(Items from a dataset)
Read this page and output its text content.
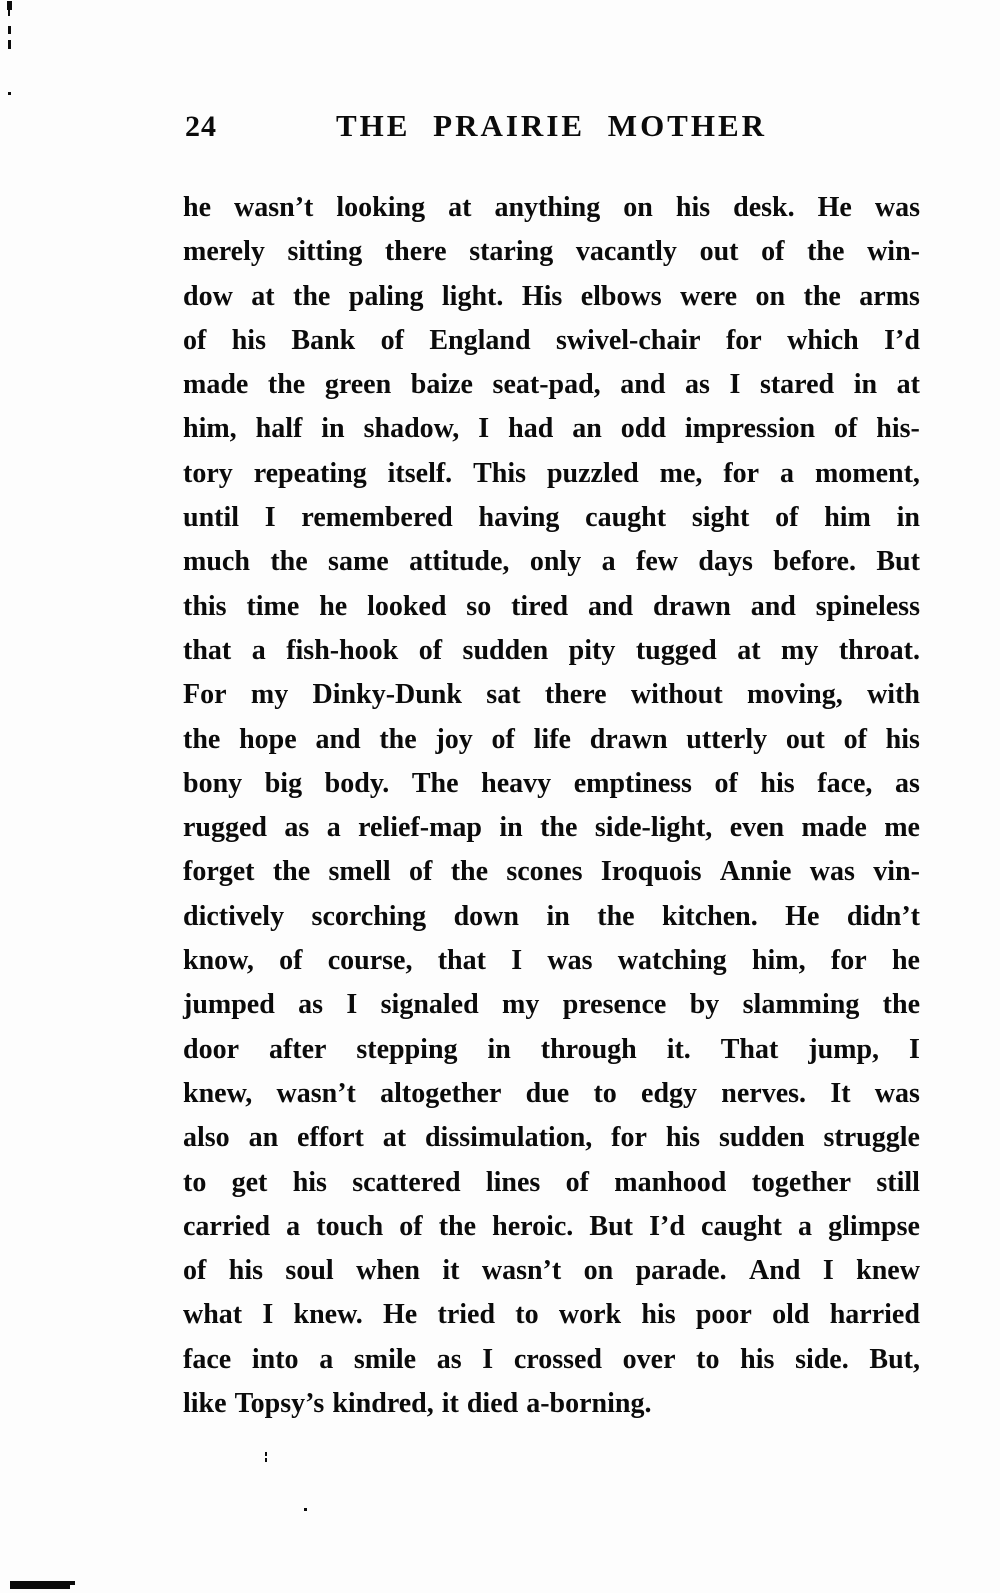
24	THE PRAIRIE MOTHER
he wasn’t looking at anything on his desk. He was
merely sitting there staring vacantly out of the win-
dow at the paling light. His elbows were on the arms
of his Bank of England swivel-chair for which I’d
made the green baize seat-pad, and as I stared in at
him, half in shadow, I had an odd impression of his-
tory repeating itself. This puzzled me, for a moment,
until I remembered having caught sight of him in
much the same attitude, only a few days before. But
this time he looked so tired and drawn and spineless
that a fish-hook of sudden pity tugged at my throat.
For my Dinky-Dunk sat there without moving, with
the hope and the joy of life drawn utterly out of his
bony big body. The heavy emptiness of his face, as
rugged as a relief-map in the side-light, even made me
forget the smell of the scones Iroquois Annie was vin-
dictively scorching down in the kitchen. He didn’t
know, of course, that I was watching him, for he
jumped as I signaled my presence by slamming the
door after stepping in through it. That jump, I
knew, wasn’t altogether due to edgy nerves. It was
also an effort at dissimulation, for his sudden struggle
to get his scattered lines of manhood together still
carried a touch of the heroic. But I’d caught a glimpse
of his soul when it wasn’t on parade. And I knew
what I knew. He tried to work his poor old harried
face into a smile as I crossed over to his side. But,
like Topsy’s kindred, it died a-borning.
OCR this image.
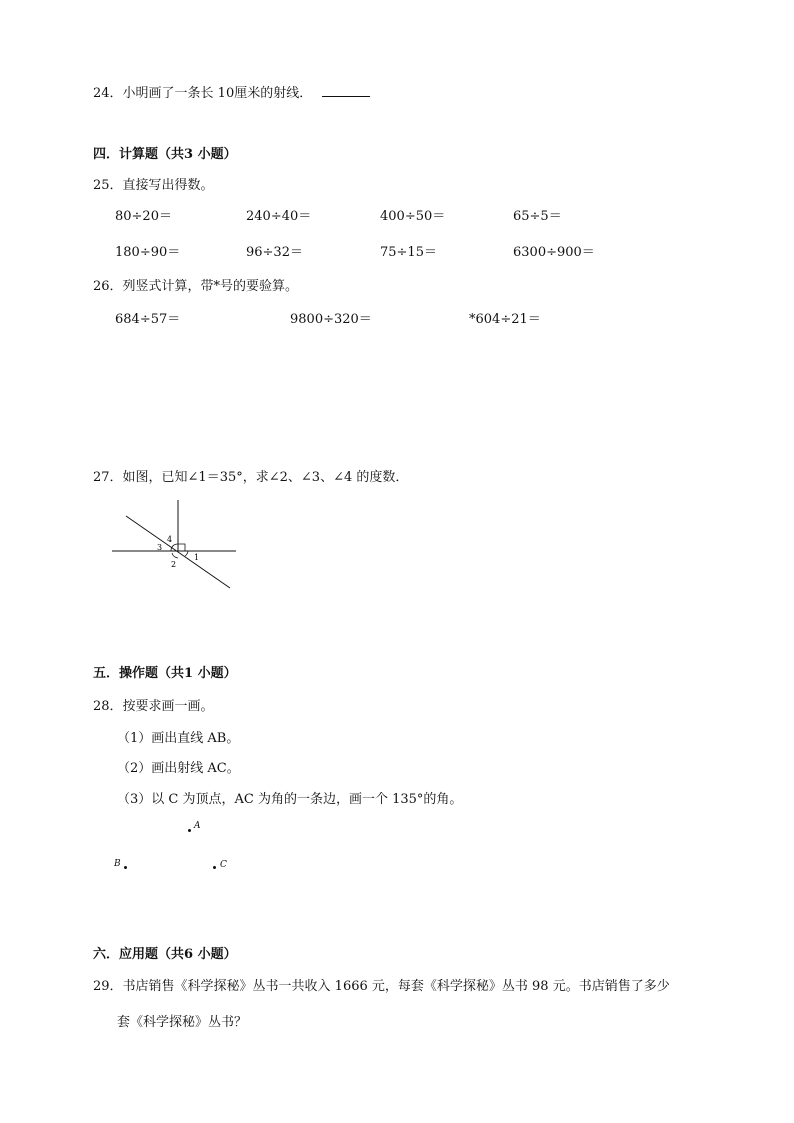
24．小明画了一条长 10厘米的射线．
四．计算题（共3 小题）
25．直接写出得数。
80÷20＝	240÷40＝	400÷50＝	65÷5＝
180÷90＝	96÷32＝	75÷15＝	6300÷900＝
26．列竖式计算，带*号的要验算。
684÷57＝	9800÷320＝	*604÷21＝
27．如图，已知∠1＝35°，求∠2、∠3、∠4 的度数．
1
2
3
4
五．操作题（共1 小题）
28．按要求画一画。
（1）画出直线 AB。
（2）画出射线 AC。
（3）以 C 为顶点，AC 为角的一条边，画一个 135°的角。
A
B	C
六．应用题（共6 小题）
29．书店销售《科学探秘》丛书一共收入 1666 元，每套《科学探秘》丛书 98 元。书店销售了多少
套《科学探秘》丛书？
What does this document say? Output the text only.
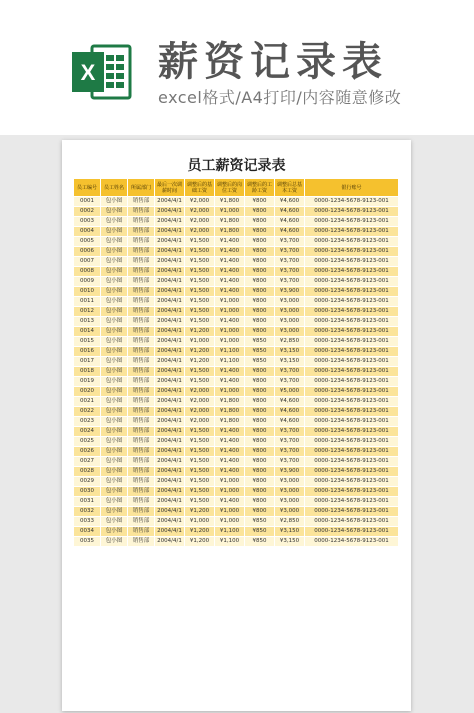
X 薪资记录表
excel格式/A4打印/内容随意修改
员工薪资记录表
员工编号	员工姓名	所属部门	最后一次调薪时间	调整后的基础工资	调整后的岗位工资	调整后的工龄工资	调整后总基本工资	银行账号
0001	包小图	销售部	2004/4/1	¥2,000	¥1,800	¥800	¥4,600	0000-1234-5678-9123-001
0002	包小图	销售部	2004/4/1	¥2,000	¥1,000	¥800	¥4,600	0000-1234-5678-9123-001
0003	包小图	销售部	2004/4/1	¥2,000	¥1,800	¥800	¥4,600	0000-1234-5678-9123-001
0004	包小图	销售部	2004/4/1	¥2,000	¥1,800	¥800	¥4,600	0000-1234-5678-9123-001
0005	包小图	销售部	2004/4/1	¥1,500	¥1,400	¥800	¥3,700	0000-1234-5678-9123-001
0006	包小图	销售部	2004/4/1	¥1,500	¥1,400	¥800	¥3,700	0000-1234-5678-9123-001
0007	包小图	销售部	2004/4/1	¥1,500	¥1,400	¥800	¥3,700	0000-1234-5678-9123-001
0008	包小图	销售部	2004/4/1	¥1,500	¥1,400	¥800	¥3,700	0000-1234-5678-9123-001
0009	包小图	销售部	2004/4/1	¥1,500	¥1,400	¥800	¥3,700	0000-1234-5678-9123-001
0010	包小图	销售部	2004/4/1	¥1,500	¥1,400	¥800	¥3,900	0000-1234-5678-9123-001
0011	包小图	销售部	2004/4/1	¥1,500	¥1,000	¥800	¥3,000	0000-1234-5678-9123-001
0012	包小图	销售部	2004/4/1	¥1,500	¥1,000	¥800	¥3,000	0000-1234-5678-9123-001
0013	包小图	销售部	2004/4/1	¥1,500	¥1,400	¥800	¥3,000	0000-1234-5678-9123-001
0014	包小图	销售部	2004/4/1	¥1,200	¥1,000	¥800	¥3,000	0000-1234-5678-9123-001
0015	包小图	销售部	2004/4/1	¥1,000	¥1,000	¥850	¥2,850	0000-1234-5678-9123-001
0016	包小图	销售部	2004/4/1	¥1,200	¥1,100	¥850	¥3,150	0000-1234-5678-9123-001
0017	包小图	销售部	2004/4/1	¥1,200	¥1,100	¥850	¥3,150	0000-1234-5678-9123-001
0018	包小图	销售部	2004/4/1	¥1,500	¥1,400	¥800	¥3,700	0000-1234-5678-9123-001
0019	包小图	销售部	2004/4/1	¥1,500	¥1,400	¥800	¥3,700	0000-1234-5678-9123-001
0020	包小图	销售部	2004/4/1	¥2,000	¥1,000	¥800	¥5,000	0000-1234-5678-9123-001
0021	包小图	销售部	2004/4/1	¥2,000	¥1,800	¥800	¥4,600	0000-1234-5678-9123-001
0022	包小图	销售部	2004/4/1	¥2,000	¥1,800	¥800	¥4,600	0000-1234-5678-9123-001
0023	包小图	销售部	2004/4/1	¥2,000	¥1,800	¥800	¥4,600	0000-1234-5678-9123-001
0024	包小图	销售部	2004/4/1	¥1,500	¥1,400	¥800	¥3,700	0000-1234-5678-9123-001
0025	包小图	销售部	2004/4/1	¥1,500	¥1,400	¥800	¥3,700	0000-1234-5678-9123-001
0026	包小图	销售部	2004/4/1	¥1,500	¥1,400	¥800	¥3,700	0000-1234-5678-9123-001
0027	包小图	销售部	2004/4/1	¥1,500	¥1,400	¥800	¥3,700	0000-1234-5678-9123-001
0028	包小图	销售部	2004/4/1	¥1,500	¥1,400	¥800	¥3,900	0000-1234-5678-9123-001
0029	包小图	销售部	2004/4/1	¥1,500	¥1,000	¥800	¥3,000	0000-1234-5678-9123-001
0030	包小图	销售部	2004/4/1	¥1,500	¥1,000	¥800	¥3,000	0000-1234-5678-9123-001
0031	包小图	销售部	2004/4/1	¥1,500	¥1,400	¥800	¥3,000	0000-1234-5678-9123-001
0032	包小图	销售部	2004/4/1	¥1,200	¥1,000	¥800	¥3,000	0000-1234-5678-9123-001
0033	包小图	销售部	2004/4/1	¥1,000	¥1,000	¥850	¥2,850	0000-1234-5678-9123-001
0034	包小图	销售部	2004/4/1	¥1,200	¥1,100	¥850	¥3,150	0000-1234-5678-9123-001
0035	包小图	销售部	2004/4/1	¥1,200	¥1,100	¥850	¥3,150	0000-1234-5678-9123-001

Directive | Retype the records exactly. Any image in them should not appear in what you write.

Expected answer |
Read this page and output its text content.
24	THE PRAIRIE MOTHER
he wasn’t looking at anything on his desk. He was
merely sitting there staring vacantly out of the win-
dow at the paling light. His elbows were on the arms
of his Bank of England swivel-chair for which I’d
made the green baize seat-pad, and as I stared in at
him, half in shadow, I had an odd impression of his-
tory repeating itself. This puzzled me, for a moment,
until I remembered having caught sight of him in
much the same attitude, only a few days before. But
this time he looked so tired and drawn and spineless
that a fish-hook of sudden pity tugged at my throat.
For my Dinky-Dunk sat there without moving, with
the hope and the joy of life drawn utterly out of his
bony big body. The heavy emptiness of his face, as
rugged as a relief-map in the side-light, even made me
forget the smell of the scones Iroquois Annie was vin-
dictively scorching down in the kitchen. He didn’t
know, of course, that I was watching him, for he
jumped as I signaled my presence by slamming the
door after stepping in through it. That jump, I
knew, wasn’t altogether due to edgy nerves. It was
also an effort at dissimulation, for his sudden struggle
to get his scattered lines of manhood together still
carried a touch of the heroic. But I’d caught a glimpse
of his soul when it wasn’t on parade. And I knew
what I knew. He tried to work his poor old harried
face into a smile as I crossed over to his side. But,
like Topsy’s kindred, it died a-borning.
OCR this image.
24．小明画了一条长 10厘米的射线．
四．计算题（共3 小题）
25．直接写出得数。
80÷20＝	240÷40＝	400÷50＝	65÷5＝
180÷90＝	96÷32＝	75÷15＝	6300÷900＝
26．列竖式计算，带*号的要验算。
684÷57＝	9800÷320＝	*604÷21＝
27．如图，已知∠1＝35°，求∠2、∠3、∠4 的度数．
1
2
3
4
五．操作题（共1 小题）
28．按要求画一画。
（1）画出直线 AB。
（2）画出射线 AC。
（3）以 C 为顶点，AC 为角的一条边，画一个 135°的角。
A
B	C
六．应用题（共6 小题）
29．书店销售《科学探秘》丛书一共收入 1666 元，每套《科学探秘》丛书 98 元。书店销售了多少
套《科学探秘》丛书？
What does this document say? Output the text only.
X 薪资记录表
excel格式/A4打印/内容随意修改
员工薪资记录表
员工编号	员工姓名	所属部门	最后一次调薪时间	调整后的基础工资	调整后的岗位工资	调整后的工龄工资	调整后总基本工资	银行账号
0001	包小图	销售部	2004/4/1	¥2,000	¥1,800	¥800	¥4,600	0000-1234-5678-9123-001
0002	包小图	销售部	2004/4/1	¥2,000	¥1,000	¥800	¥4,600	0000-1234-5678-9123-001
0003	包小图	销售部	2004/4/1	¥2,000	¥1,800	¥800	¥4,600	0000-1234-5678-9123-001
0004	包小图	销售部	2004/4/1	¥2,000	¥1,800	¥800	¥4,600	0000-1234-5678-9123-001
0005	包小图	销售部	2004/4/1	¥1,500	¥1,400	¥800	¥3,700	0000-1234-5678-9123-001
0006	包小图	销售部	2004/4/1	¥1,500	¥1,400	¥800	¥3,700	0000-1234-5678-9123-001
0007	包小图	销售部	2004/4/1	¥1,500	¥1,400	¥800	¥3,700	0000-1234-5678-9123-001
0008	包小图	销售部	2004/4/1	¥1,500	¥1,400	¥800	¥3,700	0000-1234-5678-9123-001
0009	包小图	销售部	2004/4/1	¥1,500	¥1,400	¥800	¥3,700	0000-1234-5678-9123-001
0010	包小图	销售部	2004/4/1	¥1,500	¥1,400	¥800	¥3,900	0000-1234-5678-9123-001
0011	包小图	销售部	2004/4/1	¥1,500	¥1,000	¥800	¥3,000	0000-1234-5678-9123-001
0012	包小图	销售部	2004/4/1	¥1,500	¥1,000	¥800	¥3,000	0000-1234-5678-9123-001
0013	包小图	销售部	2004/4/1	¥1,500	¥1,400	¥800	¥3,000	0000-1234-5678-9123-001
0014	包小图	销售部	2004/4/1	¥1,200	¥1,000	¥800	¥3,000	0000-1234-5678-9123-001
0015	包小图	销售部	2004/4/1	¥1,000	¥1,000	¥850	¥2,850	0000-1234-5678-9123-001
0016	包小图	销售部	2004/4/1	¥1,200	¥1,100	¥850	¥3,150	0000-1234-5678-9123-001
0017	包小图	销售部	2004/4/1	¥1,200	¥1,100	¥850	¥3,150	0000-1234-5678-9123-001
0018	包小图	销售部	2004/4/1	¥1,500	¥1,400	¥800	¥3,700	0000-1234-5678-9123-001
0019	包小图	销售部	2004/4/1	¥1,500	¥1,400	¥800	¥3,700	0000-1234-5678-9123-001
0020	包小图	销售部	2004/4/1	¥2,000	¥1,000	¥800	¥5,000	0000-1234-5678-9123-001
0021	包小图	销售部	2004/4/1	¥2,000	¥1,800	¥800	¥4,600	0000-1234-5678-9123-001
0022	包小图	销售部	2004/4/1	¥2,000	¥1,800	¥800	¥4,600	0000-1234-5678-9123-001
0023	包小图	销售部	2004/4/1	¥2,000	¥1,800	¥800	¥4,600	0000-1234-5678-9123-001
0024	包小图	销售部	2004/4/1	¥1,500	¥1,400	¥800	¥3,700	0000-1234-5678-9123-001
0025	包小图	销售部	2004/4/1	¥1,500	¥1,400	¥800	¥3,700	0000-1234-5678-9123-001
0026	包小图	销售部	2004/4/1	¥1,500	¥1,400	¥800	¥3,700	0000-1234-5678-9123-001
0027	包小图	销售部	2004/4/1	¥1,500	¥1,400	¥800	¥3,700	0000-1234-5678-9123-001
0028	包小图	销售部	2004/4/1	¥1,500	¥1,400	¥800	¥3,900	0000-1234-5678-9123-001
0029	包小图	销售部	2004/4/1	¥1,500	¥1,000	¥800	¥3,000	0000-1234-5678-9123-001
0030	包小图	销售部	2004/4/1	¥1,500	¥1,000	¥800	¥3,000	0000-1234-5678-9123-001
0031	包小图	销售部	2004/4/1	¥1,500	¥1,400	¥800	¥3,000	0000-1234-5678-9123-001
0032	包小图	销售部	2004/4/1	¥1,200	¥1,000	¥800	¥3,000	0000-1234-5678-9123-001
0033	包小图	销售部	2004/4/1	¥1,000	¥1,000	¥850	¥2,850	0000-1234-5678-9123-001
0034	包小图	销售部	2004/4/1	¥1,200	¥1,100	¥850	¥3,150	0000-1234-5678-9123-001
0035	包小图	销售部	2004/4/1	¥1,200	¥1,100	¥850	¥3,150	0000-1234-5678-9123-001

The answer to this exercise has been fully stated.